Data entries
╔══

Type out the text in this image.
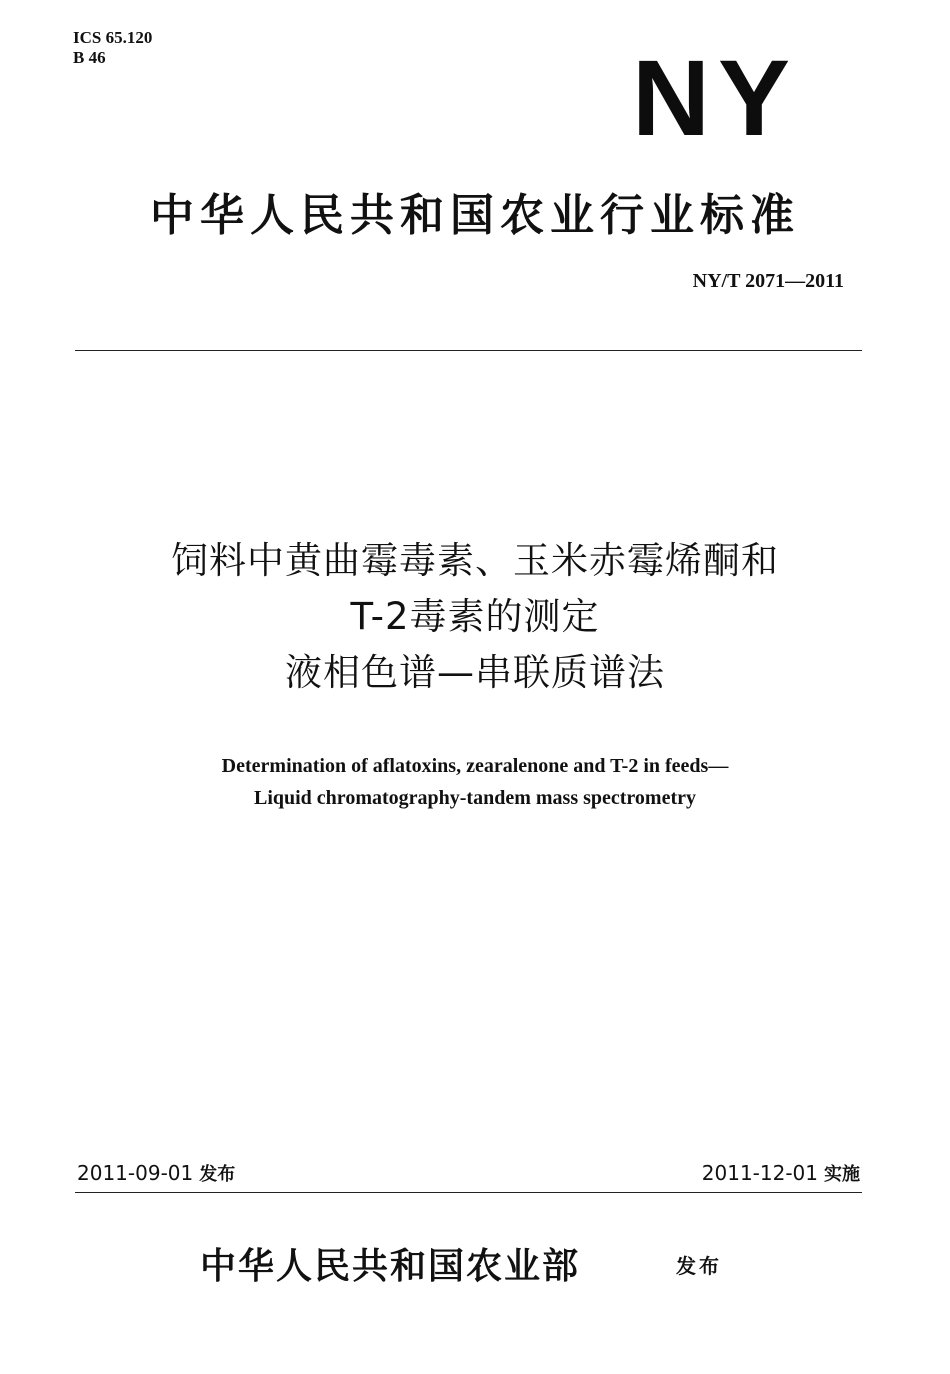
ICS 65.120
B 46	NY
中华人民共和国农业行业标准
NY/T 2071—2011
饲料中黄曲霉毒素、玉米赤霉烯酮和
T-2毒素的测定
液相色谱—串联质谱法
Determination of aflatoxins, zearalenone and T-2 in feeds—
Liquid chromatography-tandem mass spectrometry
2011-09-01 发布	2011-12-01 实施
中华人民共和国农业部	发布
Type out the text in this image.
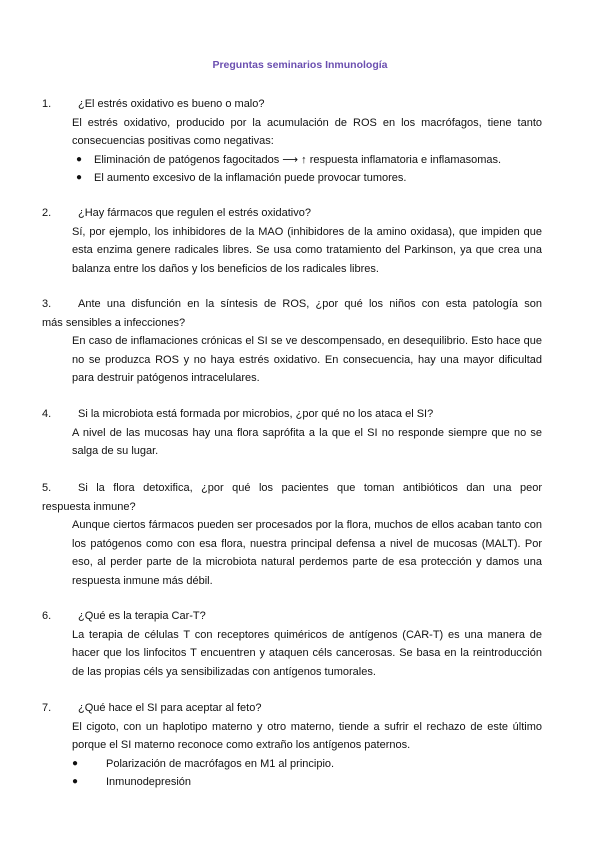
Preguntas seminarios Inmunología
1.	¿El estrés oxidativo es bueno o malo?
El estrés oxidativo, producido por la acumulación de ROS en los macrófagos, tiene tanto consecuencias positivas como negativas:
●	Eliminación de patógenos fagocitados ⟶ ↑ respuesta inflamatoria e inflamasomas.
●	El aumento excesivo de la inflamación puede provocar tumores.
2.	¿Hay fármacos que regulen el estrés oxidativo?
Sí, por ejemplo, los inhibidores de la MAO (inhibidores de la amino oxidasa), que impiden que esta enzima genere radicales libres. Se usa como tratamiento del Parkinson, ya que crea una balanza entre los daños y los beneficios de los radicales libres.
3.	Ante una disfunción en la síntesis de ROS, ¿por qué los niños con esta patología son
más sensibles a infecciones?
En caso de inflamaciones crónicas el SI se ve descompensado, en desequilibrio. Esto hace que no se produzca ROS y no haya estrés oxidativo. En consecuencia, hay una mayor dificultad para destruir patógenos intracelulares.
4.	Si la microbiota está formada por microbios, ¿por qué no los ataca el SI?
A nivel de las mucosas hay una flora saprófita a la que el SI no responde siempre que no se salga de su lugar.
5.	Si la flora detoxifica, ¿por qué los pacientes que toman antibióticos dan una peor
respuesta inmune?
Aunque ciertos fármacos pueden ser procesados por la flora, muchos de ellos acaban tanto con los patógenos como con esa flora, nuestra principal defensa a nivel de mucosas (MALT). Por eso, al perder parte de la microbiota natural perdemos parte de esa protección y damos una respuesta inmune más débil.
6.	¿Qué es la terapia Car-T?
La terapia de células T con receptores quiméricos de antígenos (CAR-T) es una manera de hacer que los linfocitos T encuentren y ataquen céls cancerosas. Se basa en la reintroducción de las propias céls ya sensibilizadas con antígenos tumorales.
7.	¿Qué hace el SI para aceptar al feto?
El cigoto, con un haplotipo materno y otro materno, tiende a sufrir el rechazo de este último porque el SI materno reconoce como extraño los antígenos paternos.
●	Polarización de macrófagos en M1 al principio.
●	Inmunodepresión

╚══

# [What the task requires]
Check all the records above and select each line where the string "macrófagos" is found.

# [Exercise result]
El estrés oxidativo, producido por la acumulación de ROS en los macrófagos, tiene tanto consecuencias positivas como negativas:
●	Polarización de macrófagos en M1 al principio.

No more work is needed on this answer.